• _Some records_:
+ + + + +

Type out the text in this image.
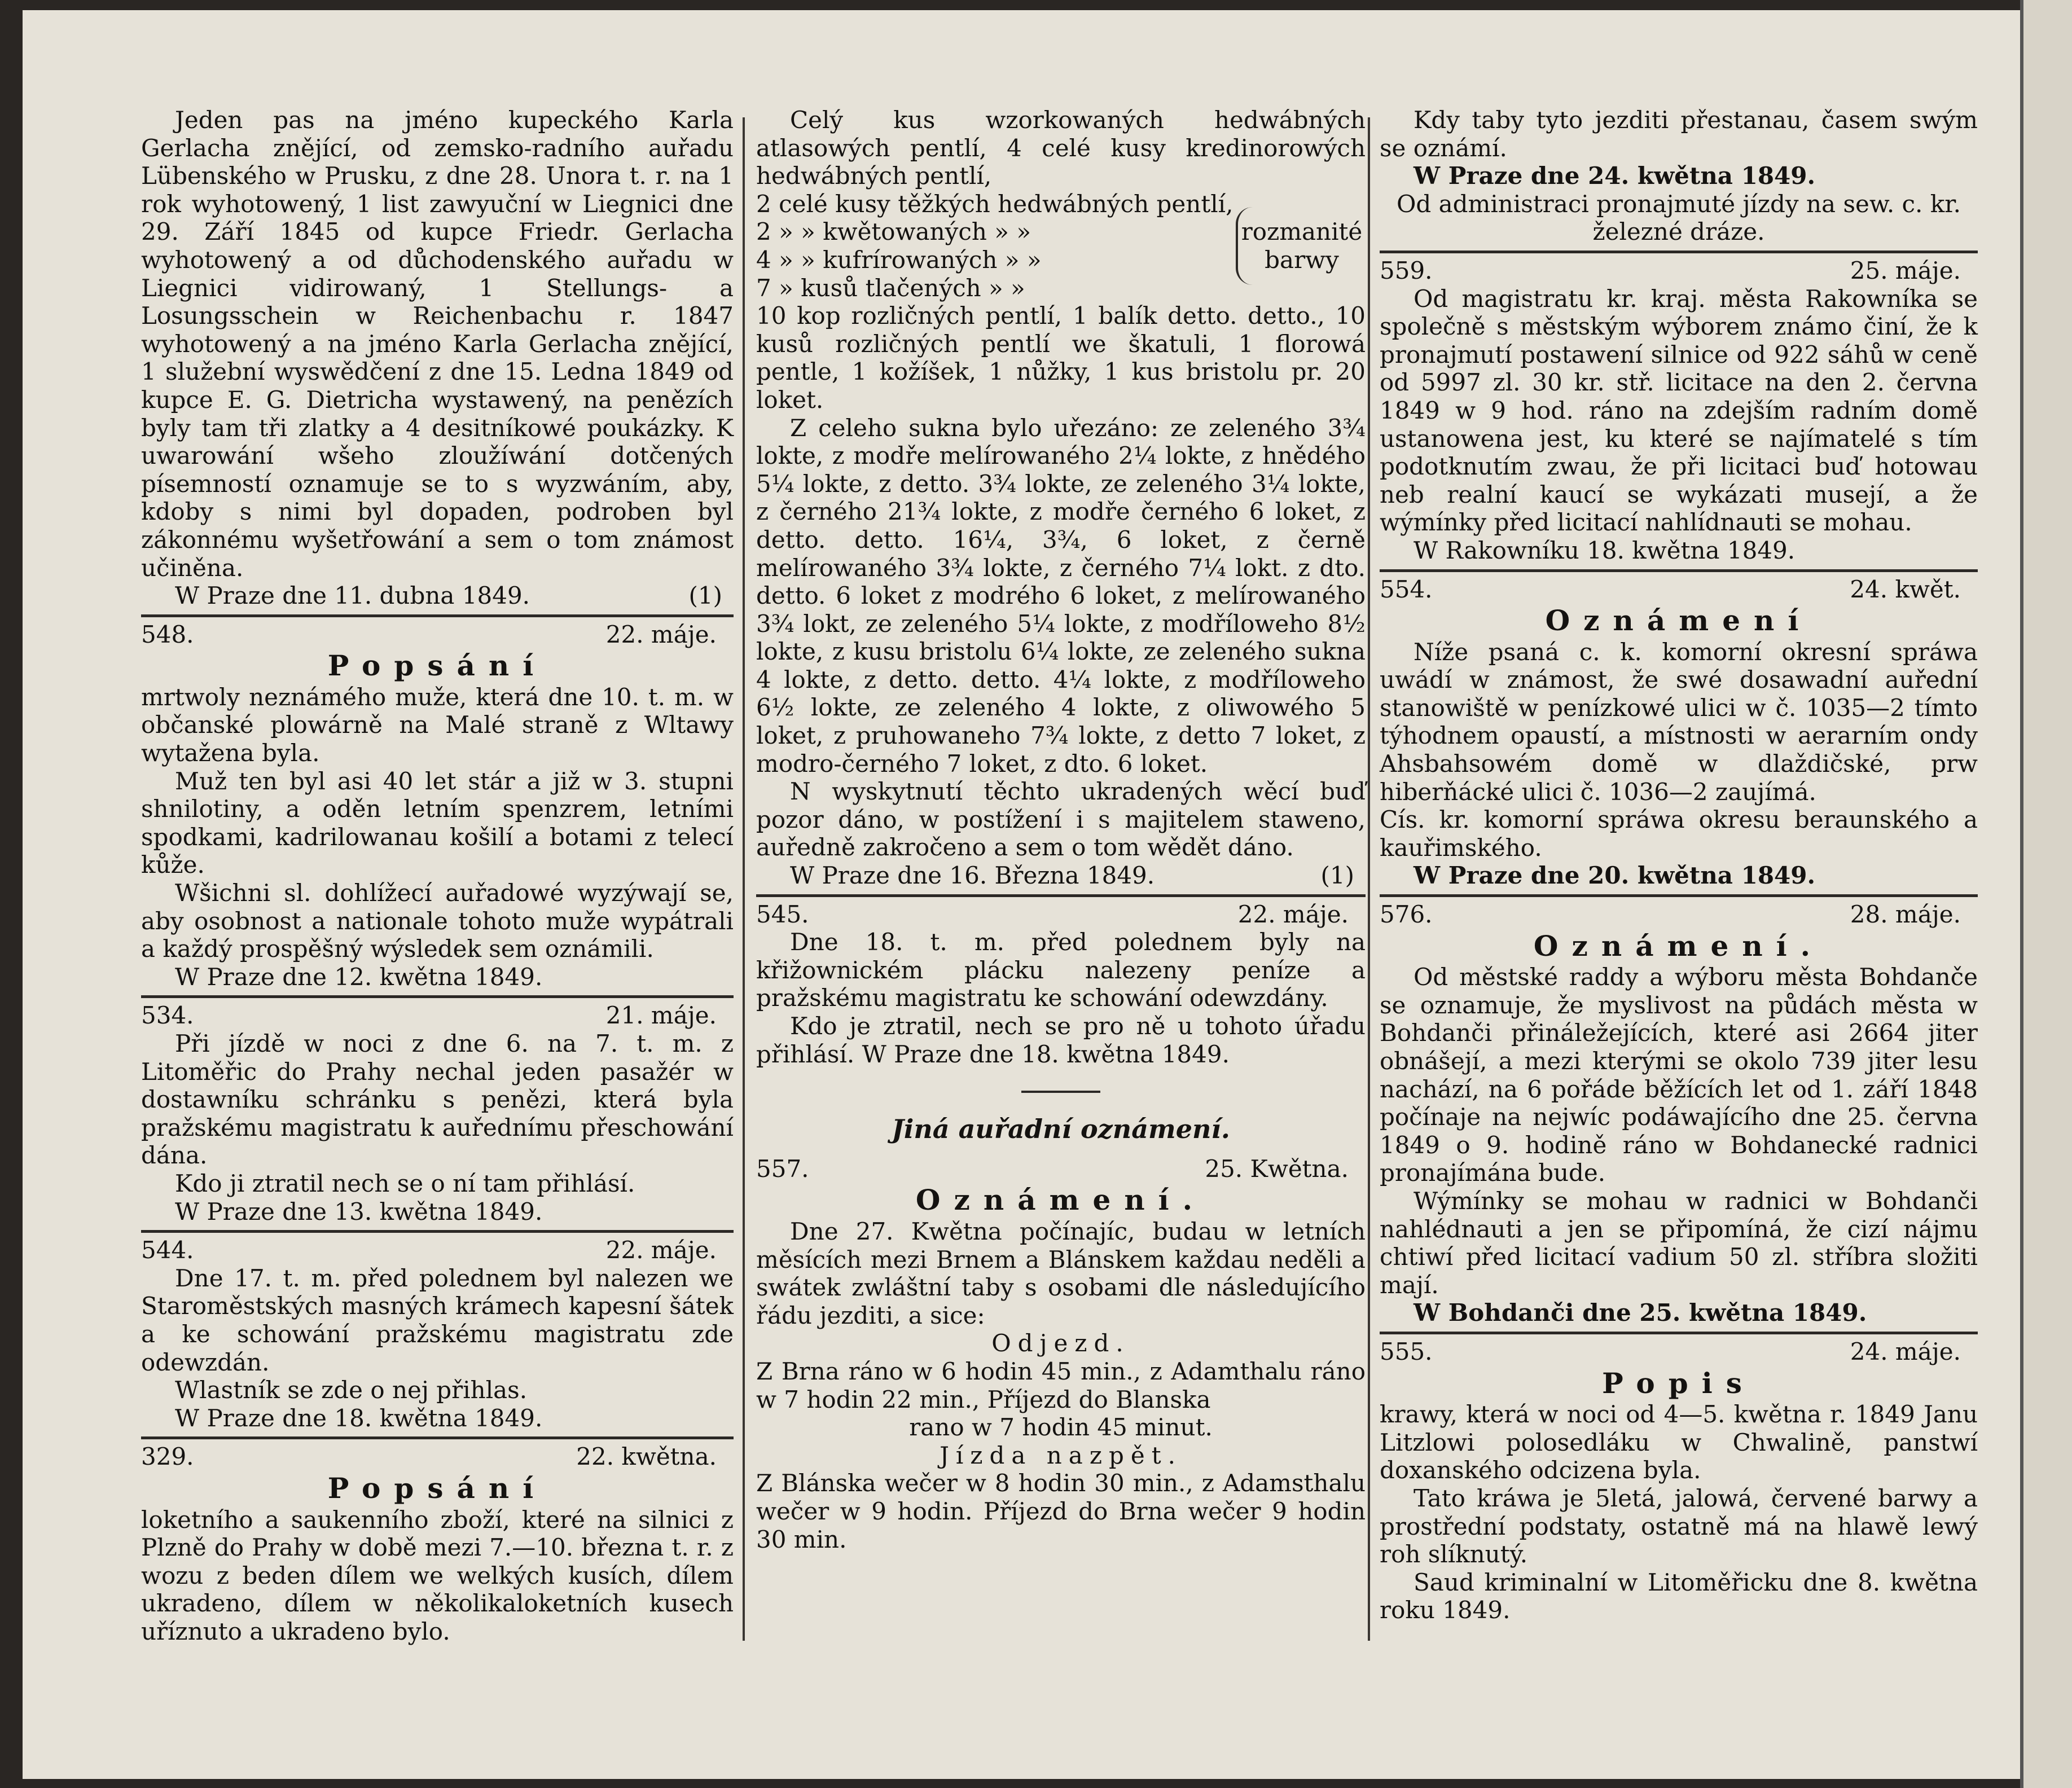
Jeden pas na jméno kupeckého Karla Gerlacha znějící, od zemsko-radního auřadu Lübenského w Prusku, z dne 28. Unora t. r. na 1 rok wyhotowený, 1 list zawyuční w Liegnici dne 29. Září 1845 od kupce Friedr. Gerlacha wyhotowený a od důchodenského auřadu w Liegnici vidirowaný, 1 Stellungs- a Losungsschein w Reichenbachu r. 1847 wyhotowený a na jméno Karla Gerlacha znějící, 1 služební wyswědčení z dne 15. Ledna 1849 od kupce E. G. Dietricha wystawený, na penězích byly tam tři zlatky a 4 desitníkowé poukázky. K uwarowání wšeho zloužíwání dotčených písemností oznamuje se to s wyzwáním, aby, kdoby s nimi byl dopaden, podroben byl zákonnému wyšetřowání a sem o tom známost učiněna.

W Praze dne 11. dubna 1849.	(1)
548.	22. máje.
Popsání

mrtwoly neznámého muže, která dne 10. t. m. w občanské plowárně na Malé straně z Wltawy wytažena byla.

Muž ten byl asi 40 let stár a již w 3. stupni shnilotiny, a oděn letním spenzrem, letními spodkami, kadrilowanau košilí a botami z telecí kůže.

Wšichni sl. dohlížecí auřadowé wyzýwají se, aby osobnost a nationale tohoto muže wypátrali a každý prospěšný wýsledek sem oznámili.

W Praze dne 12. kwětna 1849.

534.	21. máje.

Při jízdě w noci z dne 6. na 7. t. m. z Litoměřic do Prahy nechal jeden pasažér w dostawníku schránku s penězi, která byla pražskému magistratu k auřednímu přeschowání dána.

Kdo ji ztratil nech se o ní tam přihlásí.

W Praze dne 13. kwětna 1849.

544.	22. máje.

Dne 17. t. m. před polednem byl nalezen we Staroměstských masných krámech kapesní šátek a ke schowání pražskému magistratu zde odewzdán.

Wlastník se zde o nej přihlas.

W Praze dne 18. kwětna 1849.

329.	22. kwětna.
Popsání

loketního a saukenního zboží, které na silnici z Plzně do Prahy w době mezi 7.—10. března t. r. z wozu z beden dílem we welkých kusích, dílem ukradeno, dílem w několikaloketních kusech uříznuto a ukradeno bylo.

Celý kus wzorkowaných hedwábných atlasowých pentlí, 4 celé kusy kredinorowých hedwábných pentlí,

2 celé kusy těžkých hedwábných pentlí,
2 » » kwětowaných » »
4 » » kufrírowaných » »
7 » kusů tlačených » »
rozmanité barwy

10 kop rozličných pentlí, 1 balík detto. detto., 10 kusů rozličných pentlí we škatuli, 1 florowá pentle, 1 kožíšek, 1 nůžky, 1 kus bristolu pr. 20 loket.

Z celeho sukna bylo uřezáno: ze zeleného 3¾ lokte, z modře melírowaného 2¼ lokte, z hnědého 5¼ lokte, z detto. 3¾ lokte, ze zeleného 3¼ lokte, z černého 21¾ lokte, z modře černého 6 loket, z detto. detto. 16¼, 3¾, 6 loket, z černě melírowaného 3¾ lokte, z černého 7¼ lokt. z dto. detto. 6 loket z modrého 6 loket, z melírowaného 3¾ lokt, ze zeleného 5¼ lokte, z modříloweho 8½ lokte, z kusu bristolu 6¼ lokte, ze zeleného sukna 4 lokte, z detto. detto. 4¼ lokte, z modříloweho 6½ lokte, ze zeleného 4 lokte, z oliwowého 5 loket, z pruhowaneho 7¾ lokte, z detto 7 loket, z modro-černého 7 loket, z dto. 6 loket.

N wyskytnutí těchto ukradených wěcí buď pozor dáno, w postížení i s majitelem staweno, auředně zakročeno a sem o tom wědět dáno.

W Praze dne 16. Března 1849.	(1)
545.	22. máje.

Dne 18. t. m. před polednem byly na křižownickém plácku nalezeny peníze a pražskému magistratu ke schowání odewzdány.

Kdo je ztratil, nech se pro ně u tohoto úřadu přihlásí. W Praze dne 18. kwětna 1849.

Jiná auřadní oznámení.
557.	25. Kwětna.
Oznámení.

Dne 27. Kwětna počínajíc, budau w letních měsících mezi Brnem a Blánskem každau neděli a swátek zwláštní taby s osobami dle následujícího řádu jezditi, a sice:

Odjezd.

Z Brna ráno w 6 hodin 45 min., z Adamthalu ráno w 7 hodin 22 min., Příjezd do Blanska

rano w 7 hodin 45 minut.

Jízda nazpět.

Z Blánska wečer w 8 hodin 30 min., z Adamsthalu wečer w 9 hodin. Příjezd do Brna wečer 9 hodin 30 min.

Kdy taby tyto jezditi přestanau, časem swým se oznámí.

W Praze dne 24. kwětna 1849.

Od administraci pronajmuté jízdy na sew. c. kr. železné dráze.

559.	25. máje.

Od magistratu kr. kraj. města Rakowníka se společně s městským wýborem známo činí, že k pronajmutí postawení silnice od 922 sáhů w ceně od 5997 zl. 30 kr. stř. licitace na den 2. června 1849 w 9 hod. ráno na zdejším radním domě ustanowena jest, ku které se najímatelé s tím podotknutím zwau, že při licitaci buď hotowau neb realní kaucí se wykázati musejí, a že wýmínky před licitací nahlídnauti se mohau.

W Rakowníku 18. kwětna 1849.

554.	24. kwět.
Oznámení

Níže psaná c. k. komorní okresní spráwa uwádí w známost, že swé dosawadní auřední stanowiště w penízkowé ulici w č. 1035—2 tímto týhodnem opaustí, a místnosti w aerarním ondy Ahsbahsowém domě w dlaždičské, prw hiberňácké ulici č. 1036—2 zaujímá.

Cís. kr. komorní spráwa okresu beraunského a kauřimského.

W Praze dne 20. kwětna 1849.

576.	28. máje.
Oznámení.

Od městské raddy a wýboru města Bohdanče se oznamuje, že myslivost na půdách města w Bohdanči přináležejících, které asi 2664 jiter obnášejí, a mezi kterými se okolo 739 jiter lesu nachází, na 6 pořáde běžících let od 1. září 1848 počínaje na nejwíc podáwajícího dne 25. června 1849 o 9. hodině ráno w Bohdanecké radnici pronajímána bude.

Wýmínky se mohau w radnici w Bohdanči nahlédnauti a jen se připomíná, že cizí nájmu chtiwí před licitací vadium 50 zl. stříbra složiti mají.

W Bohdanči dne 25. kwětna 1849.

555.	24. máje.
Popis

krawy, která w noci od 4—5. kwětna r. 1849 Janu Litzlowi polosedláku w Chwalině, panstwí doxanského odcizena byla.

Tato kráwa je 5letá, jalowá, červené barwy a prostřední podstaty, ostatně má na hlawě lewý roh slíknutý.

Saud kriminalní w Litoměřicku dne 8. kwětna roku 1849.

+ + + + +

• _THE PROBLEM_:
State, as a bare number, how many lines of the listing hold the word "máje".

• _RESPONSE TO THE EXERCISE_:
7